• _Recorded data_
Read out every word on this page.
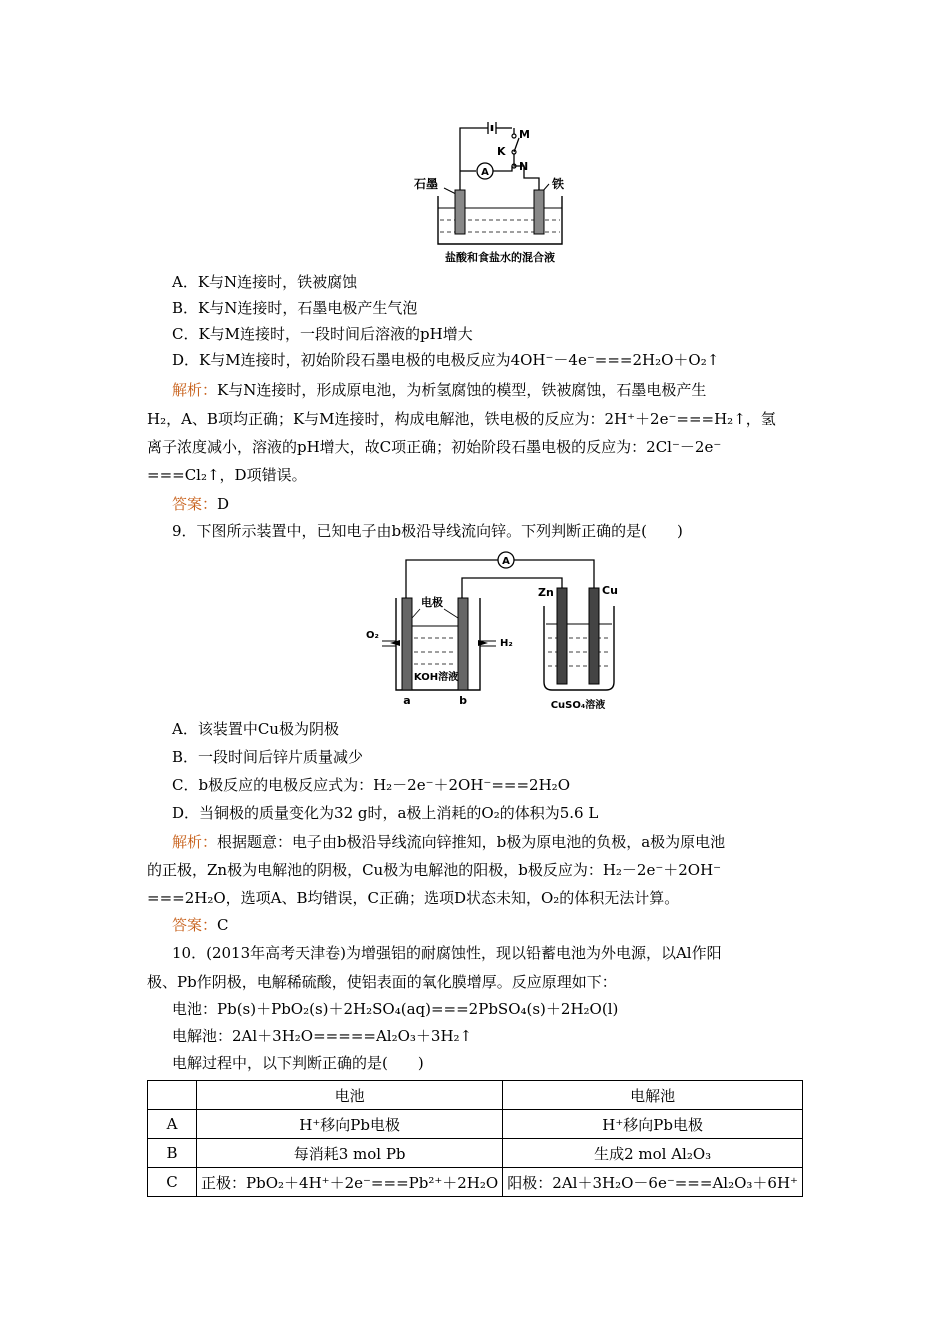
A
M
K
N
石墨	铁
盐酸和食盐水的混合液
A．K与N连接时，铁被腐蚀
B．K与N连接时，石墨电极产生气泡
C．K与M连接时，一段时间后溶液的pH增大
D．K与M连接时，初始阶段石墨电极的电极反应为4OH⁻－4e⁻===2H₂O＋O₂↑
解析：K与N连接时，形成原电池，为析氢腐蚀的模型，铁被腐蚀，石墨电极产生
H₂，A、B项均正确；K与M连接时，构成电解池，铁电极的反应为：2H⁺＋2e⁻===H₂↑，氢
离子浓度减小，溶液的pH增大，故C项正确；初始阶段石墨电极的反应为：2Cl⁻－2e⁻
===Cl₂↑，D项错误。
答案：D
9．下图所示装置中，已知电子由b极沿导线流向锌。下列判断正确的是(　　)
A
电极
O₂
H₂
KOH溶液
a	b
Zn	Cu
CuSO₄溶液
A．该装置中Cu极为阴极
B．一段时间后锌片质量减少
C．b极反应的电极反应式为：H₂－2e⁻＋2OH⁻===2H₂O
D．当铜极的质量变化为32 g时，a极上消耗的O₂的体积为5.6 L
解析：根据题意：电子由b极沿导线流向锌推知，b极为原电池的负极，a极为原电池
的正极，Zn极为电解池的阴极，Cu极为电解池的阳极，b极反应为：H₂－2e⁻＋2OH⁻
===2H₂O，选项A、B均错误，C正确；选项D状态未知，O₂的体积无法计算。
答案：C
10．(2013年高考天津卷)为增强铝的耐腐蚀性，现以铅蓄电池为外电源，以Al作阳
极、Pb作阴极，电解稀硫酸，使铝表面的氧化膜增厚。反应原理如下：
电池：Pb(s)＋PbO₂(s)＋2H₂SO₄(aq)===2PbSO₄(s)＋2H₂O(l)
电解池：2Al＋3H₂O=====Al₂O₃＋3H₂↑
电解过程中，以下判断正确的是(　　)
	电池	电解池
A	H⁺移向Pb电极	H⁺移向Pb电极
B	每消耗3 mol Pb	生成2 mol Al₂O₃
C	正极：PbO₂＋4H⁺＋2e⁻===Pb²⁺＋2H₂O	阳极：2Al＋3H₂O－6e⁻===Al₂O₃＋6H⁺
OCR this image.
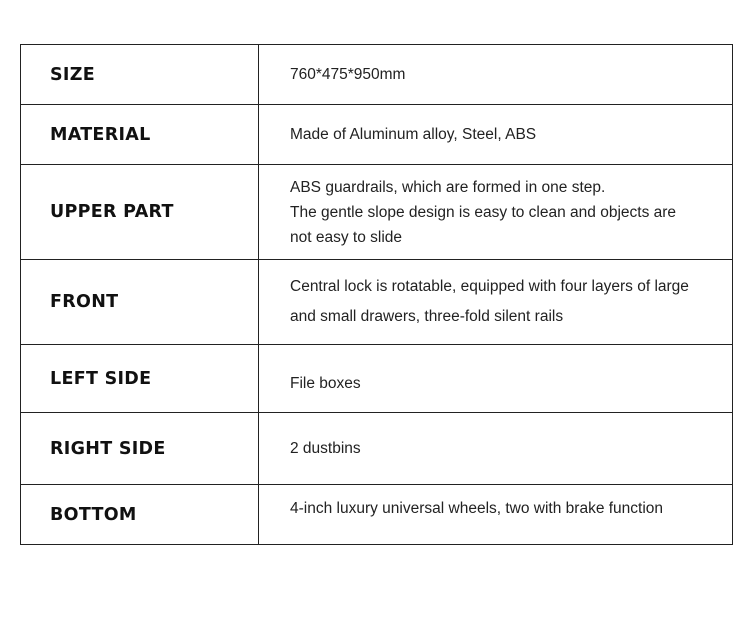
SIZE	760*475*950mm

MATERIAL	Made of Aluminum alloy, Steel, ABS

UPPER PART	ABS guardrails, which are formed in one step.
The gentle slope design is easy to clean and objects are
not easy to slide

FRONT	Central lock is rotatable, equipped with four layers of large
and small drawers, three-fold silent rails

LEFT SIDE	File boxes

RIGHT SIDE	2 dustbins

BOTTOM	4-inch luxury universal wheels, two with brake function
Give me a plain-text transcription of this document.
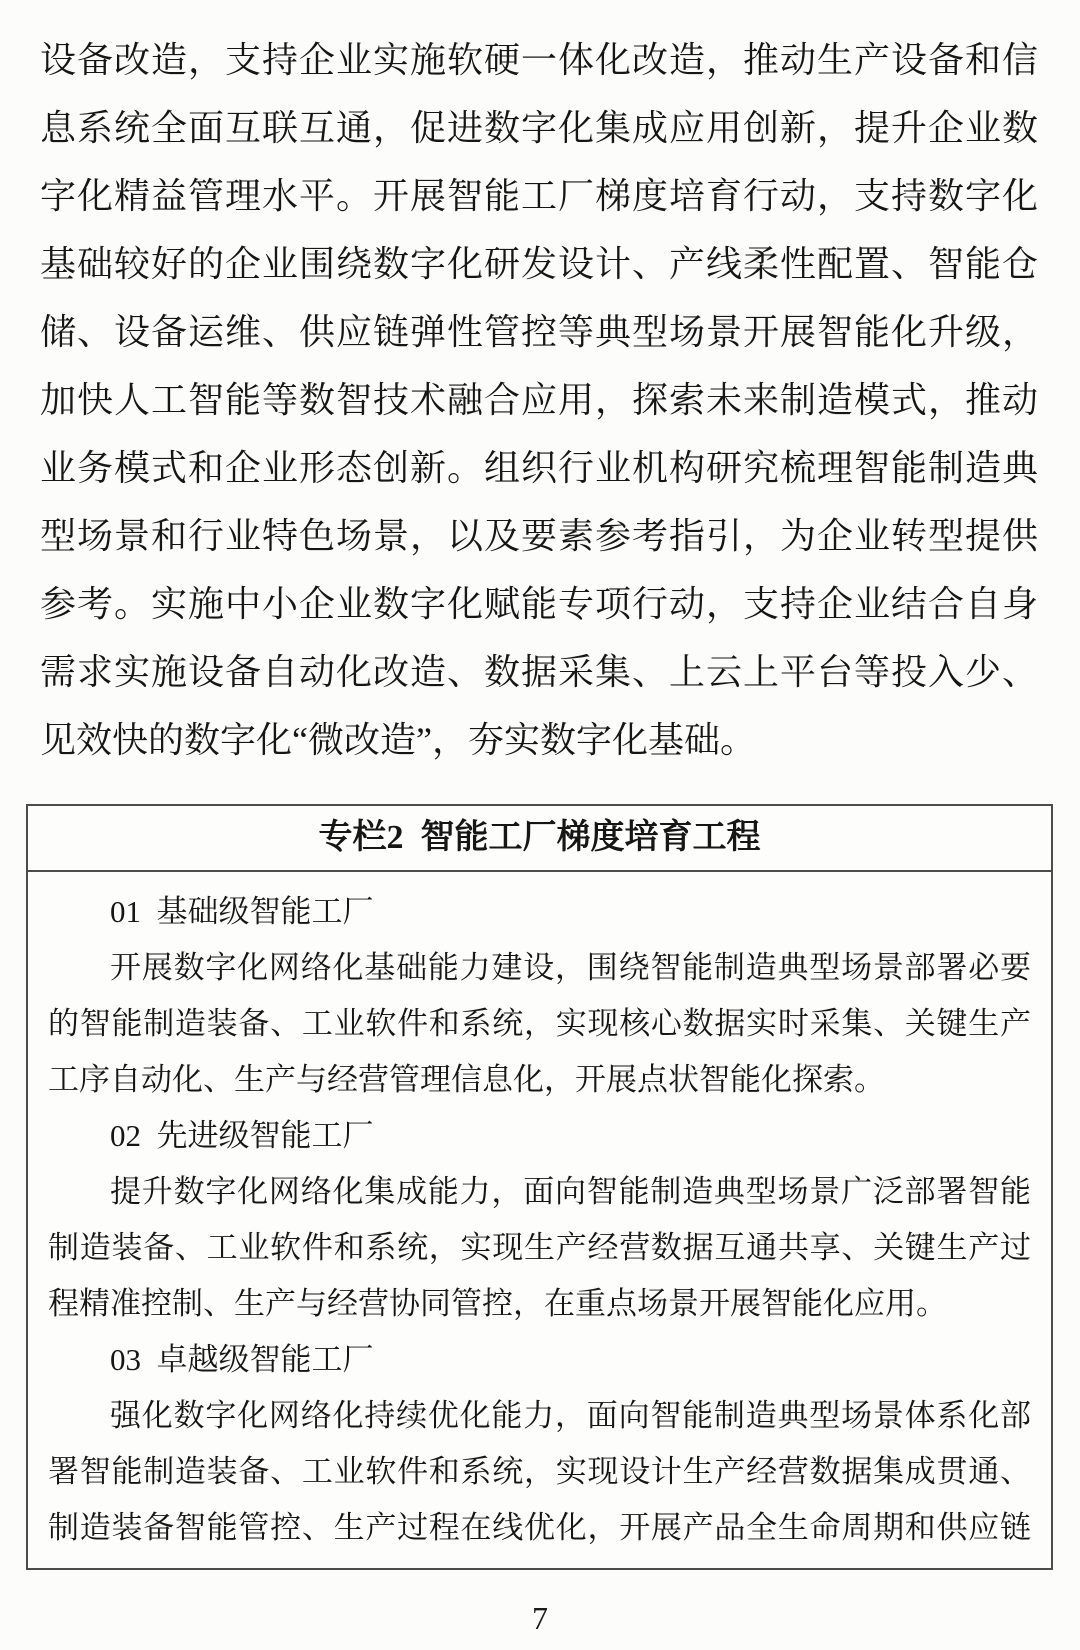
设备改造，支持企业实施软硬一体化改造，推动生产设备和信
息系统全面互联互通，促进数字化集成应用创新，提升企业数
字化精益管理水平。开展智能工厂梯度培育行动，支持数字化
基础较好的企业围绕数字化研发设计、产线柔性配置、智能仓
储、设备运维、供应链弹性管控等典型场景开展智能化升级，
加快人工智能等数智技术融合应用，探索未来制造模式，推动
业务模式和企业形态创新。组织行业机构研究梳理智能制造典
型场景和行业特色场景，以及要素参考指引，为企业转型提供
参考。实施中小企业数字化赋能专项行动，支持企业结合自身
需求实施设备自动化改造、数据采集、上云上平台等投入少、
见效快的数字化“微改造”，夯实数字化基础。
专栏2  智能工厂梯度培育工程
01  基础级智能工厂
开展数字化网络化基础能力建设，围绕智能制造典型场景部署必要
的智能制造装备、工业软件和系统，实现核心数据实时采集、关键生产
工序自动化、生产与经营管理信息化，开展点状智能化探索。
02  先进级智能工厂
提升数字化网络化集成能力，面向智能制造典型场景广泛部署智能
制造装备、工业软件和系统，实现生产经营数据互通共享、关键生产过
程精准控制、生产与经营协同管控，在重点场景开展智能化应用。
03  卓越级智能工厂
强化数字化网络化持续优化能力，面向智能制造典型场景体系化部
署智能制造装备、工业软件和系统，实现设计生产经营数据集成贯通、
制造装备智能管控、生产过程在线优化，开展产品全生命周期和供应链
7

• _Problem requirements_
Find the lines containing "K与M连接时" and pull them out.

• _Solved exercise_
C．K与M连接时，一段时间后溶液的pH增大
D．K与M连接时，初始阶段石墨电极的电极反应为4OH⁻－4e⁻===2H₂O＋O₂↑
H₂，A、B项均正确；K与M连接时，构成电解池，铁电极的反应为：2H⁺＋2e⁻===H₂↑，氢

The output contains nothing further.